» **TASK INSTRUCTIONS**: Show every line in the records below that contains the word "страницы".

» **GIVEN RECORDS**:
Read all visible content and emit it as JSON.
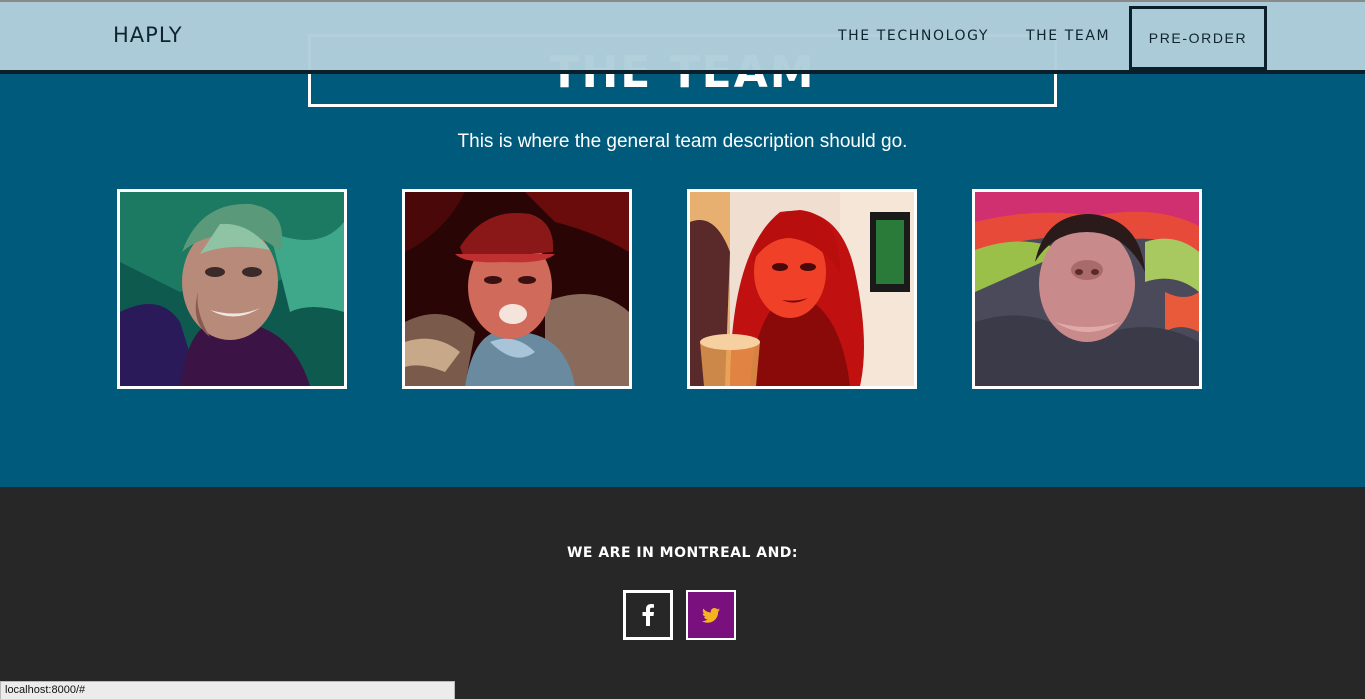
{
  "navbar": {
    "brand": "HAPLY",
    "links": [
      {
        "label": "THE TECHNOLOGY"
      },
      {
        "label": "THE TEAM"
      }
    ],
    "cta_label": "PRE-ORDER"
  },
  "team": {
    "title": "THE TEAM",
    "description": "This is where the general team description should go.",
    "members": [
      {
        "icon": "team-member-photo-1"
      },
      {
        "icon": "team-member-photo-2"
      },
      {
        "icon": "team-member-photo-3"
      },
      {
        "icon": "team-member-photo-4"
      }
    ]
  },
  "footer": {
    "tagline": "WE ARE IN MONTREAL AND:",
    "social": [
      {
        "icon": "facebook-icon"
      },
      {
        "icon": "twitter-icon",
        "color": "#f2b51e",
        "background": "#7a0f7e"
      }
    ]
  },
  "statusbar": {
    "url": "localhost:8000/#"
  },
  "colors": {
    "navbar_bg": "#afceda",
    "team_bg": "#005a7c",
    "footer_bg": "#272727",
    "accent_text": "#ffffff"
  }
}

...

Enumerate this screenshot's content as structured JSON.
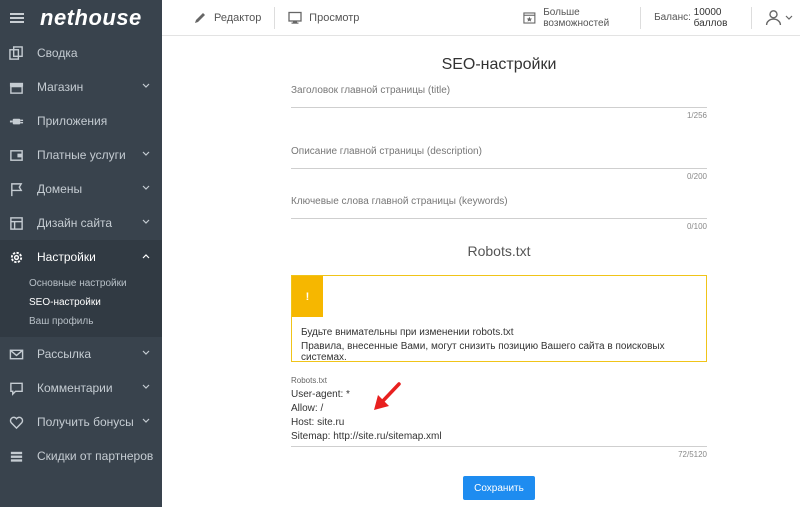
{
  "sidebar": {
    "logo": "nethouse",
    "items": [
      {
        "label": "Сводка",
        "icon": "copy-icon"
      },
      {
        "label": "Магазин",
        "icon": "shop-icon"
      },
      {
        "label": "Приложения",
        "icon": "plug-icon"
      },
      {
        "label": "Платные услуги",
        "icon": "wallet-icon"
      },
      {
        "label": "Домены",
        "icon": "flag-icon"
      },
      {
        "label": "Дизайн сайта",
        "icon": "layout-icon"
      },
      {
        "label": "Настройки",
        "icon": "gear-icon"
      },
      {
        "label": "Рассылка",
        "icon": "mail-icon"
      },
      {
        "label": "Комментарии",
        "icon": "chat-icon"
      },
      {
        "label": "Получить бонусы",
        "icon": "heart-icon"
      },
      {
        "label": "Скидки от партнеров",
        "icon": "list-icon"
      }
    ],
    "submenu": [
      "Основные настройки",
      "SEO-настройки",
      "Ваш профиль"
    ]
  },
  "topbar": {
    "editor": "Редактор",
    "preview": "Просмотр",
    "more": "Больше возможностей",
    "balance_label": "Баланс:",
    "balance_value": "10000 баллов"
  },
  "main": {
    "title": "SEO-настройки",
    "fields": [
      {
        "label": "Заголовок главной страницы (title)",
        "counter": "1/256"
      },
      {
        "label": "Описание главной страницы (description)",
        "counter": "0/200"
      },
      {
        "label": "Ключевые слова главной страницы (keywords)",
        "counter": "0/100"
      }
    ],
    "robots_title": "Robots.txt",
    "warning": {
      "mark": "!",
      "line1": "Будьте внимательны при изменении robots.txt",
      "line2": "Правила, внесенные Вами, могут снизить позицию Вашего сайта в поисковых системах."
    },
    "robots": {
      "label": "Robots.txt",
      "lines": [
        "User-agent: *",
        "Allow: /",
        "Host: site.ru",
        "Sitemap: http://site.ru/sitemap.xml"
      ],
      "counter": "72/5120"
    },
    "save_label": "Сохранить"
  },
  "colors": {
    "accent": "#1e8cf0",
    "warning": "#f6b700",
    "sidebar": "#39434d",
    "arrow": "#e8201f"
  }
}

» **ANSWER TO THE TASK**:
        "label": "Заголовок главной страницы (title)",
        "label": "Описание главной страницы (description)",
        "label": "Ключевые слова главной страницы (keywords)",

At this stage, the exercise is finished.